→ REQUIREMENT: Give a verbatim quotation of every record.

Extracted records:
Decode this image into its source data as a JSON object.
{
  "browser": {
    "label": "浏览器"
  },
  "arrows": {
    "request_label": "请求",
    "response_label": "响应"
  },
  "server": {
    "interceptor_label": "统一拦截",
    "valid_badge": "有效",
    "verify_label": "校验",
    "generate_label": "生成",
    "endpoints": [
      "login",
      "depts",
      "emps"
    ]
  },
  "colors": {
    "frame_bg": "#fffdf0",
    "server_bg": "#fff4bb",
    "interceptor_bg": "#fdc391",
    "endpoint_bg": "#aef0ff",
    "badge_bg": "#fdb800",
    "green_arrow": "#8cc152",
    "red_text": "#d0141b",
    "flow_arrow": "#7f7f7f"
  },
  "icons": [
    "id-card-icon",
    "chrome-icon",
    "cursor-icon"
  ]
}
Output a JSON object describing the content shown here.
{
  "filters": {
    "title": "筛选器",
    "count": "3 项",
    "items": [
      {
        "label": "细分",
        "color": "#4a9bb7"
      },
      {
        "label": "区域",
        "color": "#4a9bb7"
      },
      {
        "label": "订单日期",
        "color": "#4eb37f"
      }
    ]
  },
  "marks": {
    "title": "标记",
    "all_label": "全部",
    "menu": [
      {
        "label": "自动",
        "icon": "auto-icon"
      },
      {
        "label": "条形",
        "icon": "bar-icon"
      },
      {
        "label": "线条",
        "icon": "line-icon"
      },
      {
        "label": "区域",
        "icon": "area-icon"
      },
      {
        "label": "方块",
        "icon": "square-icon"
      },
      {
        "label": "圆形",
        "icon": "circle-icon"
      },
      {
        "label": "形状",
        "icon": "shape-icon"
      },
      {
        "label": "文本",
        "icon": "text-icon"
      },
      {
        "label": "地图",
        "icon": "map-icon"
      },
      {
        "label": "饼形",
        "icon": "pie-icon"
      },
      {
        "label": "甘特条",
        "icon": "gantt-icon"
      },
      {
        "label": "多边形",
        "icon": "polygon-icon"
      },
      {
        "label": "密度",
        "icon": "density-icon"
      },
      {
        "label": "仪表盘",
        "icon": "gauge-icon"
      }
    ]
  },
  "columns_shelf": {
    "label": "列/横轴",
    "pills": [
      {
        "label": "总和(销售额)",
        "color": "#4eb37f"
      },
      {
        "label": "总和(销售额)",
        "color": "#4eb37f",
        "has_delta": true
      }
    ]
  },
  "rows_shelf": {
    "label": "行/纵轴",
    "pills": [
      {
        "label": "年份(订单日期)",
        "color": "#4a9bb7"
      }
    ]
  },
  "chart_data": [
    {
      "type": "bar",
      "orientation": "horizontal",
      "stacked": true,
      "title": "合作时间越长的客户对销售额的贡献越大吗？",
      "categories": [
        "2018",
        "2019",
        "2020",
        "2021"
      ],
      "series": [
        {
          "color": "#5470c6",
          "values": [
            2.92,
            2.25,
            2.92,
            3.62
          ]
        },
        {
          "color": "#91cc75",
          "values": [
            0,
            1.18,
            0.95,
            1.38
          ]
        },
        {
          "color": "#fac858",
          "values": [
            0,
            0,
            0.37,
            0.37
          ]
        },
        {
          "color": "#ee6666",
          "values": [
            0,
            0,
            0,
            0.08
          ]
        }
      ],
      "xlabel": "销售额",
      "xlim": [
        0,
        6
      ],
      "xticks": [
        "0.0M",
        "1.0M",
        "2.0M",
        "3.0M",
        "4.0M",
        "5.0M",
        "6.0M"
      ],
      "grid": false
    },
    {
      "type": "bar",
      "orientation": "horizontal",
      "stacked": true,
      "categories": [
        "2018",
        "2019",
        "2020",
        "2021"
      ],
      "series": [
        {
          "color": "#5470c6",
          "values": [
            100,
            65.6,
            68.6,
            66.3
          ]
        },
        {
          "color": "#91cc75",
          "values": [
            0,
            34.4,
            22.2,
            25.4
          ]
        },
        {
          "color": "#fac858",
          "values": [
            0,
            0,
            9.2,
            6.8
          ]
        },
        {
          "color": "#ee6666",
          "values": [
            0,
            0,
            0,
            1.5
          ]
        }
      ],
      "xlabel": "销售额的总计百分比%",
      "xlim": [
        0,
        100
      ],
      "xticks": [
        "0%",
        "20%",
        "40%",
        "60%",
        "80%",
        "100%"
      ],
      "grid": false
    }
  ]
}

→ PROBLEM SOLUTION:
Decode this image into its source data as a JSON object.
{
  "browser": {
    "label": "浏览器"
  },
  "arrows": {
    "request_label": "请求",
    "response_label": "响应"
  },
  "server": {
    "interceptor_label": "统一拦截",
    "valid_badge": "有效",
    "verify_label": "校验",
    "generate_label": "生成",
    "endpoints": [
      "login",
      "depts",
      "emps"
    ]
  },
  "colors": {
    "frame_bg": "#fffdf0",
    "server_bg": "#fff4bb",
    "interceptor_bg": "#fdc391",
    "endpoint_bg": "#aef0ff",
    "badge_bg": "#fdb800",
    "green_arrow": "#8cc152",
    "red_text": "#d0141b",
    "flow_arrow": "#7f7f7f"
  },
  "icons": [
    "id-card-icon",
    "chrome-icon",
    "cursor-icon"
  ]
}
Output a JSON object describing the content shown here.
{
  "filters": {
    "title": "筛选器",
    "count": "3 项",
    "items": [
      {
        "label": "细分",
        "color": "#4a9bb7"
      },
      {
        "label": "区域",
        "color": "#4a9bb7"
      },
      {
        "label": "订单日期",
        "color": "#4eb37f"
      }
    ]
  },
  "marks": {
    "title": "标记",
    "all_label": "全部",
    "menu": [
      {
        "label": "自动",
        "icon": "auto-icon"
      },
      {
        "label": "条形",
        "icon": "bar-icon"
      },
      {
        "label": "线条",
        "icon": "line-icon"
      },
      {
        "label": "区域",
        "icon": "area-icon"
      },
      {
        "label": "方块",
        "icon": "square-icon"
      },
      {
        "label": "圆形",
        "icon": "circle-icon"
      },
      {
        "label": "形状",
        "icon": "shape-icon"
      },
      {
        "label": "文本",
        "icon": "text-icon"
      },
      {
        "label": "地图",
        "icon": "map-icon"
      },
      {
        "label": "饼形",
        "icon": "pie-icon"
      },
      {
        "label": "甘特条",
        "icon": "gantt-icon"
      },
      {
        "label": "多边形",
        "icon": "polygon-icon"
      },
      {
        "label": "密度",
        "icon": "density-icon"
      },
      {
        "label": "仪表盘",
        "icon": "gauge-icon"
      }
    ]
  },
  "columns_shelf": {
    "label": "列/横轴",
    "pills": [
      {
        "label": "总和(销售额)",
        "color": "#4eb37f"
      },
      {
        "label": "总和(销售额)",
        "color": "#4eb37f",
        "has_delta": true
      }
    ]
  },
  "rows_shelf": {
    "label": "行/纵轴",
    "pills": [
      {
        "label": "年份(订单日期)",
        "color": "#4a9bb7"
      }
    ]
  },
  "chart_data": [
    {
      "type": "bar",
      "orientation": "horizontal",
      "stacked": true,
      "title": "合作时间越长的客户对销售额的贡献越大吗？",
      "categories": [
        "2018",
        "2019",
        "2020",
        "2021"
      ],
      "series": [
        {
          "color": "#5470c6",
          "values": [
            2.92,
            2.25,
            2.92,
            3.62
          ]
        },
        {
          "color": "#91cc75",
          "values": [
            0,
            1.18,
            0.95,
            1.38
          ]
        },
        {
          "color": "#fac858",
          "values": [
            0,
            0,
            0.37,
            0.37
          ]
        },
        {
          "color": "#ee6666",
          "values": [
            0,
            0,
            0,
            0.08
          ]
        }
      ],
      "xlabel": "销售额",
      "xlim": [
        0,
        6
      ],
      "xticks": [
        "0.0M",
        "1.0M",
        "2.0M",
        "3.0M",
        "4.0M",
        "5.0M",
        "6.0M"
      ],
      "grid": false
    },
    {
      "type": "bar",
      "orientation": "horizontal",
      "stacked": true,
      "categories": [
        "2018",
        "2019",
        "2020",
        "2021"
      ],
      "series": [
        {
          "color": "#5470c6",
          "values": [
            100,
            65.6,
            68.6,
            66.3
          ]
        },
        {
          "color": "#91cc75",
          "values": [
            0,
            34.4,
            22.2,
            25.4
          ]
        },
        {
          "color": "#fac858",
          "values": [
            0,
            0,
            9.2,
            6.8
          ]
        },
        {
          "color": "#ee6666",
          "values": [
            0,
            0,
            0,
            1.5
          ]
        }
      ],
      "xlabel": "销售额的总计百分比%",
      "xlim": [
        0,
        100
      ],
      "xticks": [
        "0%",
        "20%",
        "40%",
        "60%",
        "80%",
        "100%"
      ],
      "grid": false
    }
  ]
}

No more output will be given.